▸ **Exercise tasks**:
(1) According to the documentation, how many factor levels may the dependent variable have?
(2) Quote the documentation between "Summary for continuous" and "it a factor.", inclusive.

A function that takes a single dependent variable with a vector of explanatory variable names (continuous or categorical variables) to produce a summary table.

Usage

summary_factorlist(.data, dependent = NULL, explanatory, cont = "mean",
  cont_cut = 5, p = FALSE, na_include = FALSE, column = FALSE,
  total_col = FALSE, orderbytotal = FALSE, fit_id = FALSE,
  na_to_missing = TRUE, add_dependent_label = FALSE,
  dependent_label_prefix = "Dependent: ", dependent_label_suffix = "")

Arguments

.data

Dataframe.

dependent

Character vector of length 1: name of dependent variable (2 to 5 factor levels).

explanatory

Character vector of any length: name(s) of explanatory variables.

cont

Summary for continuous variables: "mean" (standard deviation) or "median" (interquartile range).

cont_cut

Numeric: number of unique values in continuous variable at which to consider it a factor.

▸ **Record excerpts**:
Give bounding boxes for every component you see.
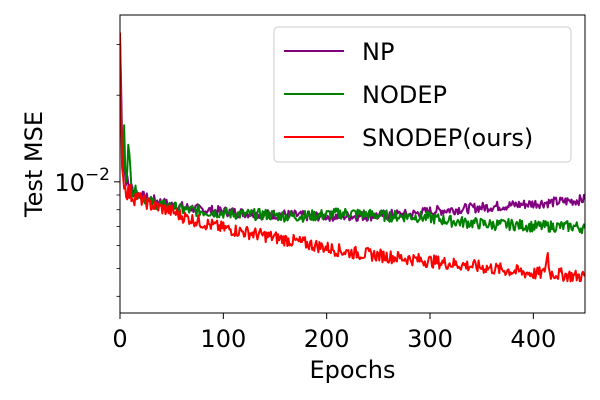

* * *

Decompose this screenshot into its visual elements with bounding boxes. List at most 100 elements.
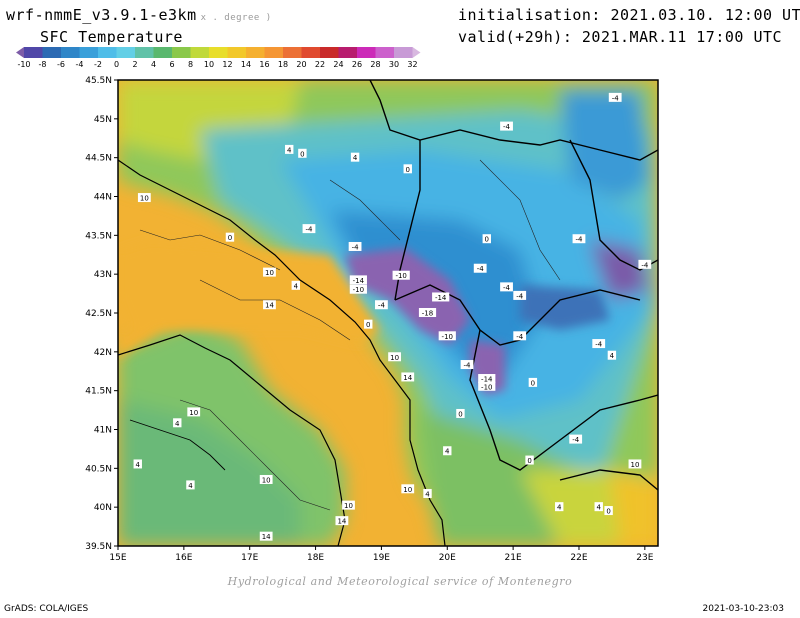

▸ **Exercise results**:
(1) The dependent variable may have 2 to 5 factor levels.

(2)
Summary for continuous variables: "mean" (standard deviation) or "median" (interquartile range).

cont_cut

Numeric: number of unique values in continuous variable at which to consider it a factor.